### Requirement
Pull out all lines from the listing below in which the word "icon" appears.

### Exercise input
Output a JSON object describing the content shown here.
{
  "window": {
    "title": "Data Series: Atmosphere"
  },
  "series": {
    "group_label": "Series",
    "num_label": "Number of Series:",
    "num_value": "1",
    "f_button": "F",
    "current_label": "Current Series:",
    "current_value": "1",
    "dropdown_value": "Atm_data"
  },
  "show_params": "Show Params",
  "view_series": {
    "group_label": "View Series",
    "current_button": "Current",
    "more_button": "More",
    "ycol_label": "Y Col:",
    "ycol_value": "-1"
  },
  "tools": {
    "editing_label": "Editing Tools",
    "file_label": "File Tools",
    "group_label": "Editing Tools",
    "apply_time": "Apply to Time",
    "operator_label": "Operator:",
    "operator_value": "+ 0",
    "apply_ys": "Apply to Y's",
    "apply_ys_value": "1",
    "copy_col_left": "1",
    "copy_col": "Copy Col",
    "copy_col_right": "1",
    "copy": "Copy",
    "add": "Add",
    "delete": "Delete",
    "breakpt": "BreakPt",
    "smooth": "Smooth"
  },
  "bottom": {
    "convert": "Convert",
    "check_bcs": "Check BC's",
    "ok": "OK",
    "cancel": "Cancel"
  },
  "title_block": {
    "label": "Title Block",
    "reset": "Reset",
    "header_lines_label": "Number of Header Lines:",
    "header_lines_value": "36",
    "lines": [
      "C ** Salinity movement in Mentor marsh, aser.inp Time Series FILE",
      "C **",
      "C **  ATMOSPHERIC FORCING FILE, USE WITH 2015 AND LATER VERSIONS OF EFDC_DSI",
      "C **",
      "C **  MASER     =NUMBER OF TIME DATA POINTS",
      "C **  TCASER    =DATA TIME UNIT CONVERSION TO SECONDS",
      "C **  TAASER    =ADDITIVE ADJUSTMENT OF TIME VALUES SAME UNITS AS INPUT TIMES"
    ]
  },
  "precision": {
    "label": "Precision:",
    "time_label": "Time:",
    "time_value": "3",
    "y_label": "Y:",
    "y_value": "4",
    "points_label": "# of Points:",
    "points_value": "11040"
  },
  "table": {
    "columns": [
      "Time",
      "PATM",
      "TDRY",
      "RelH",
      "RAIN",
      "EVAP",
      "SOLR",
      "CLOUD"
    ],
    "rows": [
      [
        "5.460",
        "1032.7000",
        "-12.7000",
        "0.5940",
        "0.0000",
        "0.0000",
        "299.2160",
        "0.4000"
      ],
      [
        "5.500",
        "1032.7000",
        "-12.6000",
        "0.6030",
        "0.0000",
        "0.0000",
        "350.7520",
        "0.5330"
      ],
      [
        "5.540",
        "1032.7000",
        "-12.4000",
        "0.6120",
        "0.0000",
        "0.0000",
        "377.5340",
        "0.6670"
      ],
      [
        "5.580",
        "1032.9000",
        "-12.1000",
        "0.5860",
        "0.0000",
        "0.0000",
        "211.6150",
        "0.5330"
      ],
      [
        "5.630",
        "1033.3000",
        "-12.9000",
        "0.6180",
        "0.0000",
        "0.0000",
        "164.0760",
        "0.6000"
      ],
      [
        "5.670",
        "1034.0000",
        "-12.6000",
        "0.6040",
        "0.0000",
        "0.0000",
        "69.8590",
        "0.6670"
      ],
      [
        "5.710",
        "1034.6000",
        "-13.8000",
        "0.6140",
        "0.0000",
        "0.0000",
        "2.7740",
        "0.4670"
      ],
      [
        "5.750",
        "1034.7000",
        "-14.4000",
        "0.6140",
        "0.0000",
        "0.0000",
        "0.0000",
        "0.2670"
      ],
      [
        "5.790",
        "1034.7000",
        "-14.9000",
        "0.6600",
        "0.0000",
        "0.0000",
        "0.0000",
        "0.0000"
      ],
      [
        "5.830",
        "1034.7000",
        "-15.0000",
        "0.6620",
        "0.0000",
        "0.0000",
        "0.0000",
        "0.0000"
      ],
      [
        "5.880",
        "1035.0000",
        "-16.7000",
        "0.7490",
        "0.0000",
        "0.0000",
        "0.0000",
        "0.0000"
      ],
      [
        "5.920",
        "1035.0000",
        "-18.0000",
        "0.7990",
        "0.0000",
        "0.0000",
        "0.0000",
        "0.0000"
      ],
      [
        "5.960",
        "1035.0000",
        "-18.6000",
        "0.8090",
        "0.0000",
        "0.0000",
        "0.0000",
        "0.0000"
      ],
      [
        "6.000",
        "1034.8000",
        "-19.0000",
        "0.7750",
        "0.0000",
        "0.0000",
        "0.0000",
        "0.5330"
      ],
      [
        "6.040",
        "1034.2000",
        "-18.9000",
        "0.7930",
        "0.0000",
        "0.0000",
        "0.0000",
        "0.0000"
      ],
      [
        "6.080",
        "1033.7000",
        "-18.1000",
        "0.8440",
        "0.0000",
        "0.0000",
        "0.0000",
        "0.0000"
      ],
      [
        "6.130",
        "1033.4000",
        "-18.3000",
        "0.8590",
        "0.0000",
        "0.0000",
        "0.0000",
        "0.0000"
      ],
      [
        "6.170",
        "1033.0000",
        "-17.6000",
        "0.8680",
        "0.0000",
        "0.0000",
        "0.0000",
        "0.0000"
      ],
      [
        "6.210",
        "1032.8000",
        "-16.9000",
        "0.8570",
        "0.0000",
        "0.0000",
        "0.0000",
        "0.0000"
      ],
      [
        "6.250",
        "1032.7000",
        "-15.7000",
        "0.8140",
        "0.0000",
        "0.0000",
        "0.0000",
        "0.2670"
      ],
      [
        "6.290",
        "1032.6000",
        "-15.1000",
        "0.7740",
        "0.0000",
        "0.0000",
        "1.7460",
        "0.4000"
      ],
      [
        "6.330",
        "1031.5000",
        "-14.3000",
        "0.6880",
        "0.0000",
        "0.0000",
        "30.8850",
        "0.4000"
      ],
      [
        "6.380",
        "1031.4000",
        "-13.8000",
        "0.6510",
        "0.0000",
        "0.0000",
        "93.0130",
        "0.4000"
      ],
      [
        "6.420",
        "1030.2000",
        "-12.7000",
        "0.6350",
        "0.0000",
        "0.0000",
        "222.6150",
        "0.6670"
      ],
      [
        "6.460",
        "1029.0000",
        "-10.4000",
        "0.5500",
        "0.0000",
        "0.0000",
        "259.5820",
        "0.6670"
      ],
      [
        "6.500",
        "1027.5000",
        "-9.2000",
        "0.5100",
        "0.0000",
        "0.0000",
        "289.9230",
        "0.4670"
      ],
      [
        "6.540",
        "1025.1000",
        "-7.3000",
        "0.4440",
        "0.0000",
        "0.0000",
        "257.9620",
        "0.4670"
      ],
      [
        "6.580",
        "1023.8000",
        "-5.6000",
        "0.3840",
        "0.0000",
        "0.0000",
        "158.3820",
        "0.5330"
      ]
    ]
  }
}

--

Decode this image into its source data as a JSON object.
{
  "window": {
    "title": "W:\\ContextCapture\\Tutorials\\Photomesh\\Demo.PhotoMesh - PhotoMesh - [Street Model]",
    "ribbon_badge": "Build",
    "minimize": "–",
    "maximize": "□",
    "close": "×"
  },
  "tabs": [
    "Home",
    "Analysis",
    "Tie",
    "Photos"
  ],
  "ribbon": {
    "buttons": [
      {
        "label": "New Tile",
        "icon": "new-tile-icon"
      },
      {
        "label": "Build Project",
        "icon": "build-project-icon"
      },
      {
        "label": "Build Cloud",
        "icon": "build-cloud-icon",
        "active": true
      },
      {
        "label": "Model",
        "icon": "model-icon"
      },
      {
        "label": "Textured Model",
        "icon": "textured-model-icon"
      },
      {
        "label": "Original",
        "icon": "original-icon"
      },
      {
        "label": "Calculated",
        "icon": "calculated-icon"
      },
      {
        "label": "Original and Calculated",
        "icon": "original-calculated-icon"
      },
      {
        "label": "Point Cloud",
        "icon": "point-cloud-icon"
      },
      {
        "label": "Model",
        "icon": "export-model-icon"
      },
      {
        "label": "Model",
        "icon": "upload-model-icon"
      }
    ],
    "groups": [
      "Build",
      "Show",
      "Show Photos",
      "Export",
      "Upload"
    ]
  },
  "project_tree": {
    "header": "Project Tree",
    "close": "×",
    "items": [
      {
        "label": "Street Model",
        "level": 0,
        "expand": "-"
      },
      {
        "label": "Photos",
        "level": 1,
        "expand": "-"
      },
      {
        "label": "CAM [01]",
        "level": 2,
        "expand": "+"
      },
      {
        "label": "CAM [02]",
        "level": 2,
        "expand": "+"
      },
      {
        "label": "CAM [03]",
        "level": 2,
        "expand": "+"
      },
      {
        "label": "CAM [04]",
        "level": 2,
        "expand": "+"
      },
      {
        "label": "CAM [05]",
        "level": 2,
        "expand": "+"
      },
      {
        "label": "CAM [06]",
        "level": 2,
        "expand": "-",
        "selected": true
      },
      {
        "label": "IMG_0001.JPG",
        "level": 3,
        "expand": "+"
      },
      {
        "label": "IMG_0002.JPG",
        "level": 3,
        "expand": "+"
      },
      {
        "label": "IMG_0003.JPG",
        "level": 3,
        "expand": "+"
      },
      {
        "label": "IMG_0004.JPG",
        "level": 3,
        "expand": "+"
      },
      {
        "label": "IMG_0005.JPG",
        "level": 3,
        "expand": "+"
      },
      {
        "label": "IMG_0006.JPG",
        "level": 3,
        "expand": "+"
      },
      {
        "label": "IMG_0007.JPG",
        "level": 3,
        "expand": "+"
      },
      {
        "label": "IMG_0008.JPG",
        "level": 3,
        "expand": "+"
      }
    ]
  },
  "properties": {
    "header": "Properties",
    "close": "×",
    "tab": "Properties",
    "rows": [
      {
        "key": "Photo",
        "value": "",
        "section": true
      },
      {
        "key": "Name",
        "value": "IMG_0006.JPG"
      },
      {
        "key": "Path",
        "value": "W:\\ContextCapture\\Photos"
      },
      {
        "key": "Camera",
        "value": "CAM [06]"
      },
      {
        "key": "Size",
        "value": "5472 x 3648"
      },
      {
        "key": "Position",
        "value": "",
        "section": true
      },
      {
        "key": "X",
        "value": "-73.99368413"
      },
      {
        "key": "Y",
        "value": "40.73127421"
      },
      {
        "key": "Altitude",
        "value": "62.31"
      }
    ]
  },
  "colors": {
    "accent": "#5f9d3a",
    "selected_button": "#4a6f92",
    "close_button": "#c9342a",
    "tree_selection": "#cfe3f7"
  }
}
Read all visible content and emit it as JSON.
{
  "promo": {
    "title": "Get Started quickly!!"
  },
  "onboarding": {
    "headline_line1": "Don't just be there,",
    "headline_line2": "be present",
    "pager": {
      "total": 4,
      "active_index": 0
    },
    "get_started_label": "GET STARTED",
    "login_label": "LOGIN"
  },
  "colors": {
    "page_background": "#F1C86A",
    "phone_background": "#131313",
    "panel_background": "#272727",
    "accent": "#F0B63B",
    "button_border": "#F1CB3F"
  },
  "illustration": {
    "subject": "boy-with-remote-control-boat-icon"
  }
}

### Solution for this task
        "icon": "new-tile-icon"
        "icon": "build-project-icon"
        "icon": "build-cloud-icon",
        "icon": "model-icon"
        "icon": "textured-model-icon"
        "icon": "original-icon"
        "icon": "calculated-icon"
        "icon": "original-calculated-icon"
        "icon": "point-cloud-icon"
        "icon": "export-model-icon"
        "icon": "upload-model-icon"
    "subject": "boy-with-remote-control-boat-icon"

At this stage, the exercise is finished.